### OBJECTIVE:
Lines holding the string "Dust" are the ones to copy from this listing.

Begin PROVIDED INFORMATION

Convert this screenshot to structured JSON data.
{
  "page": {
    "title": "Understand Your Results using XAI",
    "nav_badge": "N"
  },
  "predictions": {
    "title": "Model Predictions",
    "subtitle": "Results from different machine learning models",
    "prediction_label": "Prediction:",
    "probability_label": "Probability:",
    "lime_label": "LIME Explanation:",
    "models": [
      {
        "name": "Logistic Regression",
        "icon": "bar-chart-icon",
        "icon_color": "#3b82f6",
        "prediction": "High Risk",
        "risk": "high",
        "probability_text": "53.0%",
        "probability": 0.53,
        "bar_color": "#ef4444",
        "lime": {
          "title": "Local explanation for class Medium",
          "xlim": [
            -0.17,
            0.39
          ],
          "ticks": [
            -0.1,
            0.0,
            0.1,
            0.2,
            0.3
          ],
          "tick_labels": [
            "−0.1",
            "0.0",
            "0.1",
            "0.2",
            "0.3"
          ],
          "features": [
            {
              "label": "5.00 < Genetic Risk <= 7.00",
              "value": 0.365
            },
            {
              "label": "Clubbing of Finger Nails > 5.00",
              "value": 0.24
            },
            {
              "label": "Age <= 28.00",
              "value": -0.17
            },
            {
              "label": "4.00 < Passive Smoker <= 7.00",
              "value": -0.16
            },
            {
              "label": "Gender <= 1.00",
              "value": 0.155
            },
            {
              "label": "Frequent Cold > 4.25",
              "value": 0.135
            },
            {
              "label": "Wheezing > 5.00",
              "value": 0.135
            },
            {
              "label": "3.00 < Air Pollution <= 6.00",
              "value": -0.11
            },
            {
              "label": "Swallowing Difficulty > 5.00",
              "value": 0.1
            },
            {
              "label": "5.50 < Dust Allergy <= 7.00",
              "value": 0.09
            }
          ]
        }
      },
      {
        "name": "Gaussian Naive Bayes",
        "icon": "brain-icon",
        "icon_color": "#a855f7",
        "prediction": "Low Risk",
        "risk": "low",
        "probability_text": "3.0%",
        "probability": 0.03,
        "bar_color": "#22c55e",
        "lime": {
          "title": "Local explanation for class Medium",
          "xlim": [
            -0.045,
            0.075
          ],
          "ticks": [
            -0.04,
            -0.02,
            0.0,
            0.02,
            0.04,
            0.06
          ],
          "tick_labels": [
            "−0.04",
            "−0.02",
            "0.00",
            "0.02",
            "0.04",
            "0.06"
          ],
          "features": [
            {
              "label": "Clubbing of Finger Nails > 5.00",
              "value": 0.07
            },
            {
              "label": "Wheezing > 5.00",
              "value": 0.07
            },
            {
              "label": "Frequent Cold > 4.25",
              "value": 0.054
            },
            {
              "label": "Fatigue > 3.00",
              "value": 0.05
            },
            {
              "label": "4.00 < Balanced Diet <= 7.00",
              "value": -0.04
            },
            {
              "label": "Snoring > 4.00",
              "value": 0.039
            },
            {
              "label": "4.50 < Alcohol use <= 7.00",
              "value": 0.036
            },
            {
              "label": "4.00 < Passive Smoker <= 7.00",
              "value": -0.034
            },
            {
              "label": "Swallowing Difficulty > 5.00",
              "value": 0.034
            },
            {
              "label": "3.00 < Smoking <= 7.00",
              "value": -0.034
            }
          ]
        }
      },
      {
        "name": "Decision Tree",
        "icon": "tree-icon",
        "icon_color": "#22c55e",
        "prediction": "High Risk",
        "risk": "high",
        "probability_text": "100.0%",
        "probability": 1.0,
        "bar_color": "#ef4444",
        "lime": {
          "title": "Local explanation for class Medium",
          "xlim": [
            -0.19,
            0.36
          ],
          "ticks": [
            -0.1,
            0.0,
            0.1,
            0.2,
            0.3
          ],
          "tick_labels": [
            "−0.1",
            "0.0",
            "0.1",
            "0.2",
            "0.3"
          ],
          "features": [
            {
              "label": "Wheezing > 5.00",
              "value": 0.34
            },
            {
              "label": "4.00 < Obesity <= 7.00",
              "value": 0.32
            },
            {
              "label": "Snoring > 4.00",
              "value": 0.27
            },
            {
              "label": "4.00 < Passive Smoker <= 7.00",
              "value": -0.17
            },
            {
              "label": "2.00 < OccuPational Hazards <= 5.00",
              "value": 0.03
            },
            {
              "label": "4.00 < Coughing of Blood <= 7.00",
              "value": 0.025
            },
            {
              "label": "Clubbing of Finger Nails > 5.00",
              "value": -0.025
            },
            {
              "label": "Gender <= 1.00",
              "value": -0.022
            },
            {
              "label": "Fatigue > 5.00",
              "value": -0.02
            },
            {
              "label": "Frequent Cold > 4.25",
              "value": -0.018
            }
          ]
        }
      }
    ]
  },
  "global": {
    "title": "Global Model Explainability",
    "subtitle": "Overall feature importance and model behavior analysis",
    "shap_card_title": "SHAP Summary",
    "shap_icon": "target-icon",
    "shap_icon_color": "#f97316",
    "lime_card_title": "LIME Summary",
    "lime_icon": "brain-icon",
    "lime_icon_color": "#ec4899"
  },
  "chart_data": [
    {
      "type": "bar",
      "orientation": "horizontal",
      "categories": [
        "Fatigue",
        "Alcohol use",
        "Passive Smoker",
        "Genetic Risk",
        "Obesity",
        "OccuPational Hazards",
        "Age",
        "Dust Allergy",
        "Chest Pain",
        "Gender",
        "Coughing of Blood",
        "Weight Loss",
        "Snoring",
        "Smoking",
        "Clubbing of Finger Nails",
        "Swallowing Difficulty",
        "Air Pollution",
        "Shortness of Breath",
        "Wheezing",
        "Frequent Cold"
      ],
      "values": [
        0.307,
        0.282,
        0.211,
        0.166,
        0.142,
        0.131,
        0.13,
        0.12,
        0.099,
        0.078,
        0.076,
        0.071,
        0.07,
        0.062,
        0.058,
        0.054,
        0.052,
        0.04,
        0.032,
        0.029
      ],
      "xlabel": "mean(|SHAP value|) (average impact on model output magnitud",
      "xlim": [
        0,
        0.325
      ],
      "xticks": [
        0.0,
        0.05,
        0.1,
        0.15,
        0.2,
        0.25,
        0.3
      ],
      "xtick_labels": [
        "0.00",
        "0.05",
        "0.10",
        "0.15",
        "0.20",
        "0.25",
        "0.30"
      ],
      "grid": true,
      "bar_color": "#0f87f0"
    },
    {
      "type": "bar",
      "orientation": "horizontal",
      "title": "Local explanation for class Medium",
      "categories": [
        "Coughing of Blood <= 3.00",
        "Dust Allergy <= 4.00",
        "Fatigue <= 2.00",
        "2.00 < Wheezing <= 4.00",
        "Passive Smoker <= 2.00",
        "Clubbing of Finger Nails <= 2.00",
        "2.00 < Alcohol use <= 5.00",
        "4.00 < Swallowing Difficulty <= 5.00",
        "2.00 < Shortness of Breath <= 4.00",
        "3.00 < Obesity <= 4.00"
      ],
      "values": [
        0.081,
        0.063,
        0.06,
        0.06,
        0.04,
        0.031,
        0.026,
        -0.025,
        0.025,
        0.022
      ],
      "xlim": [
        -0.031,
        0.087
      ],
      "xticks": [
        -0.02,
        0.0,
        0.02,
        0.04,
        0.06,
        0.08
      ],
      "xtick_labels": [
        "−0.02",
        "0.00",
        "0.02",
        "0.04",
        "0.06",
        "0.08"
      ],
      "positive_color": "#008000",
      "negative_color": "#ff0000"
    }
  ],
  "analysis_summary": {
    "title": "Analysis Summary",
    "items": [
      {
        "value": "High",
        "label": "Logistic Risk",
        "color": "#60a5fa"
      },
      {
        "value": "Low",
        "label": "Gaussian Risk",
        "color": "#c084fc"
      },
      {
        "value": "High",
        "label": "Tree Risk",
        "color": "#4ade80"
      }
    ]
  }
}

End PROVIDED INFORMATION

### TASK OUTPUT:
              "label": "5.50 < Dust Allergy <= 7.00",
        "Dust Allergy",
        "Dust Allergy <= 4.00",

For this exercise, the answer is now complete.